What is being asked: Copy each line of the listing below exactly.

Data records:
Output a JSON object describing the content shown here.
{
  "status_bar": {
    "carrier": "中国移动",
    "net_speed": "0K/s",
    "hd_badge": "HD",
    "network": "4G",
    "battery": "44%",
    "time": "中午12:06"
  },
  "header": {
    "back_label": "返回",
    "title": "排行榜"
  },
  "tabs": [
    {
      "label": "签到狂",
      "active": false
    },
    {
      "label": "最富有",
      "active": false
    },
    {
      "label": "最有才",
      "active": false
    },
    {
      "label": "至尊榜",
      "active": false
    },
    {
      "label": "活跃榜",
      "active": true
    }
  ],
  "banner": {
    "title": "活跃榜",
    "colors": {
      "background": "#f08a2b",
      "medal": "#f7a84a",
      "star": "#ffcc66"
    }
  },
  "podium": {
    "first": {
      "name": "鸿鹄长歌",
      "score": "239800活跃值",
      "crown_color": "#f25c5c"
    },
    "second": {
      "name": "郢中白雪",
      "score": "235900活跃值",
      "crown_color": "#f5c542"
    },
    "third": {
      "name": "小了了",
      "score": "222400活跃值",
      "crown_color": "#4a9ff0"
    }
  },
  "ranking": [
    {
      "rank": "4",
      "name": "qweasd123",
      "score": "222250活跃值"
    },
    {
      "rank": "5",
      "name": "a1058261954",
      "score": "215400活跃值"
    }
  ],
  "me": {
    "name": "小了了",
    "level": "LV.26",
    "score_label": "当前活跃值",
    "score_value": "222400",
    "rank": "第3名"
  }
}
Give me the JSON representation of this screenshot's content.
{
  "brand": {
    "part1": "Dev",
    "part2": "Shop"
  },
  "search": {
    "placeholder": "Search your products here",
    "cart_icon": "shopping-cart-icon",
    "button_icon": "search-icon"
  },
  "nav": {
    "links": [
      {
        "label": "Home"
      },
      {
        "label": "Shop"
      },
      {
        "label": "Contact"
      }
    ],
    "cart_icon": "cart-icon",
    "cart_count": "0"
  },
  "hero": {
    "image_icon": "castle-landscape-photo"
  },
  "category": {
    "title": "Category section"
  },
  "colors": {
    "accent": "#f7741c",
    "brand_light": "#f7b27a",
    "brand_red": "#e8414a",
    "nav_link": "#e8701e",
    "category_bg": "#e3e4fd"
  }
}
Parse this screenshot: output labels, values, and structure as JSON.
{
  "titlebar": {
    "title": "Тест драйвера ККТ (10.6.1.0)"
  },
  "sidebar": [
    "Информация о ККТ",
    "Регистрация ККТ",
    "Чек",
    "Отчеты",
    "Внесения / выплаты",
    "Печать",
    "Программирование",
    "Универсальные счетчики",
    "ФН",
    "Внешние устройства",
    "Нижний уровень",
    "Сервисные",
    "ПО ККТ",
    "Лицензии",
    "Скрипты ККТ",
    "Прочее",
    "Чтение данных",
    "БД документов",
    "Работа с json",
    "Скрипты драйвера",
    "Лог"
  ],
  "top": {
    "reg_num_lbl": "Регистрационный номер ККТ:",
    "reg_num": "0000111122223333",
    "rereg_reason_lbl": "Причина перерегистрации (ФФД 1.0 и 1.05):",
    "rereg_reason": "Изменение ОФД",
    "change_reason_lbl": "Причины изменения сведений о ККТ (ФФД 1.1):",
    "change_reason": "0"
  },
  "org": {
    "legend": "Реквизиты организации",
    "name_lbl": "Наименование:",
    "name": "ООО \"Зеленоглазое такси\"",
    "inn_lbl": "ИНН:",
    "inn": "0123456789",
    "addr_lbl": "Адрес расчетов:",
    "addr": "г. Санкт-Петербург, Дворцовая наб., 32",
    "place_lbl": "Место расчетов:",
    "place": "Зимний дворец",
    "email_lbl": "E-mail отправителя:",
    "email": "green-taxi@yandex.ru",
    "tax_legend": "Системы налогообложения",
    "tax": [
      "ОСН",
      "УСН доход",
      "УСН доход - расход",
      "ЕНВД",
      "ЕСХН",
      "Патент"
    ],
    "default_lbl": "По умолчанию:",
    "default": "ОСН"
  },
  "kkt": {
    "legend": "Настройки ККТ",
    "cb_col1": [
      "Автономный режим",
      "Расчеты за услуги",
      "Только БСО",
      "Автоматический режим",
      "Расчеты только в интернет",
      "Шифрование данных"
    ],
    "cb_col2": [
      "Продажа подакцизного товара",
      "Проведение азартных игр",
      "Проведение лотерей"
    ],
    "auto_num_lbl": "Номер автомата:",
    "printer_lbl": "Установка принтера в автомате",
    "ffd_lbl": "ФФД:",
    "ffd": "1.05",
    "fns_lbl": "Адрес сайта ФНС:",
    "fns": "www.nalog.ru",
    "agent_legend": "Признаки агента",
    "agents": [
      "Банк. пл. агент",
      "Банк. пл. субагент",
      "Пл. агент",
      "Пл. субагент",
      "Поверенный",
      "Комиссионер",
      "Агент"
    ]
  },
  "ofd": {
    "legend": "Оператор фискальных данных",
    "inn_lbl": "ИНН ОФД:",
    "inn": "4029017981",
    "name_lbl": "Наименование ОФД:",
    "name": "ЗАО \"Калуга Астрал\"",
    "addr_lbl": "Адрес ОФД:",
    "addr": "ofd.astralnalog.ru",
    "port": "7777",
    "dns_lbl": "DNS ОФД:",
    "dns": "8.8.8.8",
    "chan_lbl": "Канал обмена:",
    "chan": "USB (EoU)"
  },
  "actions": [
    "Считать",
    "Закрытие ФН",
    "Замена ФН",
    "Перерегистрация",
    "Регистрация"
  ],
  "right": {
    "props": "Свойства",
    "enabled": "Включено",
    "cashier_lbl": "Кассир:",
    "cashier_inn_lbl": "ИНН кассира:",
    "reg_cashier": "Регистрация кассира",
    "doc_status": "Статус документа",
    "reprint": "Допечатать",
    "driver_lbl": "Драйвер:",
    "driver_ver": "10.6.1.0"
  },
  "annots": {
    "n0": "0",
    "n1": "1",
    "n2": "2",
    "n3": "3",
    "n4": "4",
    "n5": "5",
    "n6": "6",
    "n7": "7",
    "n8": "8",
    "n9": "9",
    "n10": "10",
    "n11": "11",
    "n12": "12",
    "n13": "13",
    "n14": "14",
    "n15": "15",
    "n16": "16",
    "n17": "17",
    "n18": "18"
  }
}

Output for this task:
Output a JSON object describing the content shown here.
{
  "status_bar": {
    "carrier": "中国移动",
    "net_speed": "0K/s",
    "hd_badge": "HD",
    "network": "4G",
    "battery": "44%",
    "time": "中午12:06"
  },
  "header": {
    "back_label": "返回",
    "title": "排行榜"
  },
  "tabs": [
    {
      "label": "签到狂",
      "active": false
    },
    {
      "label": "最富有",
      "active": false
    },
    {
      "label": "最有才",
      "active": false
    },
    {
      "label": "至尊榜",
      "active": false
    },
    {
      "label": "活跃榜",
      "active": true
    }
  ],
  "banner": {
    "title": "活跃榜",
    "colors": {
      "background": "#f08a2b",
      "medal": "#f7a84a",
      "star": "#ffcc66"
    }
  },
  "podium": {
    "first": {
      "name": "鸿鹄长歌",
      "score": "239800活跃值",
      "crown_color": "#f25c5c"
    },
    "second": {
      "name": "郢中白雪",
      "score": "235900活跃值",
      "crown_color": "#f5c542"
    },
    "third": {
      "name": "小了了",
      "score": "222400活跃值",
      "crown_color": "#4a9ff0"
    }
  },
  "ranking": [
    {
      "rank": "4",
      "name": "qweasd123",
      "score": "222250活跃值"
    },
    {
      "rank": "5",
      "name": "a1058261954",
      "score": "215400活跃值"
    }
  ],
  "me": {
    "name": "小了了",
    "level": "LV.26",
    "score_label": "当前活跃值",
    "score_value": "222400",
    "rank": "第3名"
  }
}
Give me the JSON representation of this screenshot's content.
{
  "brand": {
    "part1": "Dev",
    "part2": "Shop"
  },
  "search": {
    "placeholder": "Search your products here",
    "cart_icon": "shopping-cart-icon",
    "button_icon": "search-icon"
  },
  "nav": {
    "links": [
      {
        "label": "Home"
      },
      {
        "label": "Shop"
      },
      {
        "label": "Contact"
      }
    ],
    "cart_icon": "cart-icon",
    "cart_count": "0"
  },
  "hero": {
    "image_icon": "castle-landscape-photo"
  },
  "category": {
    "title": "Category section"
  },
  "colors": {
    "accent": "#f7741c",
    "brand_light": "#f7b27a",
    "brand_red": "#e8414a",
    "nav_link": "#e8701e",
    "category_bg": "#e3e4fd"
  }
}
Parse this screenshot: output labels, values, and structure as JSON.
{
  "titlebar": {
    "title": "Тест драйвера ККТ (10.6.1.0)"
  },
  "sidebar": [
    "Информация о ККТ",
    "Регистрация ККТ",
    "Чек",
    "Отчеты",
    "Внесения / выплаты",
    "Печать",
    "Программирование",
    "Универсальные счетчики",
    "ФН",
    "Внешние устройства",
    "Нижний уровень",
    "Сервисные",
    "ПО ККТ",
    "Лицензии",
    "Скрипты ККТ",
    "Прочее",
    "Чтение данных",
    "БД документов",
    "Работа с json",
    "Скрипты драйвера",
    "Лог"
  ],
  "top": {
    "reg_num_lbl": "Регистрационный номер ККТ:",
    "reg_num": "0000111122223333",
    "rereg_reason_lbl": "Причина перерегистрации (ФФД 1.0 и 1.05):",
    "rereg_reason": "Изменение ОФД",
    "change_reason_lbl": "Причины изменения сведений о ККТ (ФФД 1.1):",
    "change_reason": "0"
  },
  "org": {
    "legend": "Реквизиты организации",
    "name_lbl": "Наименование:",
    "name": "ООО \"Зеленоглазое такси\"",
    "inn_lbl": "ИНН:",
    "inn": "0123456789",
    "addr_lbl": "Адрес расчетов:",
    "addr": "г. Санкт-Петербург, Дворцовая наб., 32",
    "place_lbl": "Место расчетов:",
    "place": "Зимний дворец",
    "email_lbl": "E-mail отправителя:",
    "email": "green-taxi@yandex.ru",
    "tax_legend": "Системы налогообложения",
    "tax": [
      "ОСН",
      "УСН доход",
      "УСН доход - расход",
      "ЕНВД",
      "ЕСХН",
      "Патент"
    ],
    "default_lbl": "По умолчанию:",
    "default": "ОСН"
  },
  "kkt": {
    "legend": "Настройки ККТ",
    "cb_col1": [
      "Автономный режим",
      "Расчеты за услуги",
      "Только БСО",
      "Автоматический режим",
      "Расчеты только в интернет",
      "Шифрование данных"
    ],
    "cb_col2": [
      "Продажа подакцизного товара",
      "Проведение азартных игр",
      "Проведение лотерей"
    ],
    "auto_num_lbl": "Номер автомата:",
    "printer_lbl": "Установка принтера в автомате",
    "ffd_lbl": "ФФД:",
    "ffd": "1.05",
    "fns_lbl": "Адрес сайта ФНС:",
    "fns": "www.nalog.ru",
    "agent_legend": "Признаки агента",
    "agents": [
      "Банк. пл. агент",
      "Банк. пл. субагент",
      "Пл. агент",
      "Пл. субагент",
      "Поверенный",
      "Комиссионер",
      "Агент"
    ]
  },
  "ofd": {
    "legend": "Оператор фискальных данных",
    "inn_lbl": "ИНН ОФД:",
    "inn": "4029017981",
    "name_lbl": "Наименование ОФД:",
    "name": "ЗАО \"Калуга Астрал\"",
    "addr_lbl": "Адрес ОФД:",
    "addr": "ofd.astralnalog.ru",
    "port": "7777",
    "dns_lbl": "DNS ОФД:",
    "dns": "8.8.8.8",
    "chan_lbl": "Канал обмена:",
    "chan": "USB (EoU)"
  },
  "actions": [
    "Считать",
    "Закрытие ФН",
    "Замена ФН",
    "Перерегистрация",
    "Регистрация"
  ],
  "right": {
    "props": "Свойства",
    "enabled": "Включено",
    "cashier_lbl": "Кассир:",
    "cashier_inn_lbl": "ИНН кассира:",
    "reg_cashier": "Регистрация кассира",
    "doc_status": "Статус документа",
    "reprint": "Допечатать",
    "driver_lbl": "Драйвер:",
    "driver_ver": "10.6.1.0"
  },
  "annots": {
    "n0": "0",
    "n1": "1",
    "n2": "2",
    "n3": "3",
    "n4": "4",
    "n5": "5",
    "n6": "6",
    "n7": "7",
    "n8": "8",
    "n9": "9",
    "n10": "10",
    "n11": "11",
    "n12": "12",
    "n13": "13",
    "n14": "14",
    "n15": "15",
    "n16": "16",
    "n17": "17",
    "n18": "18"
  }
}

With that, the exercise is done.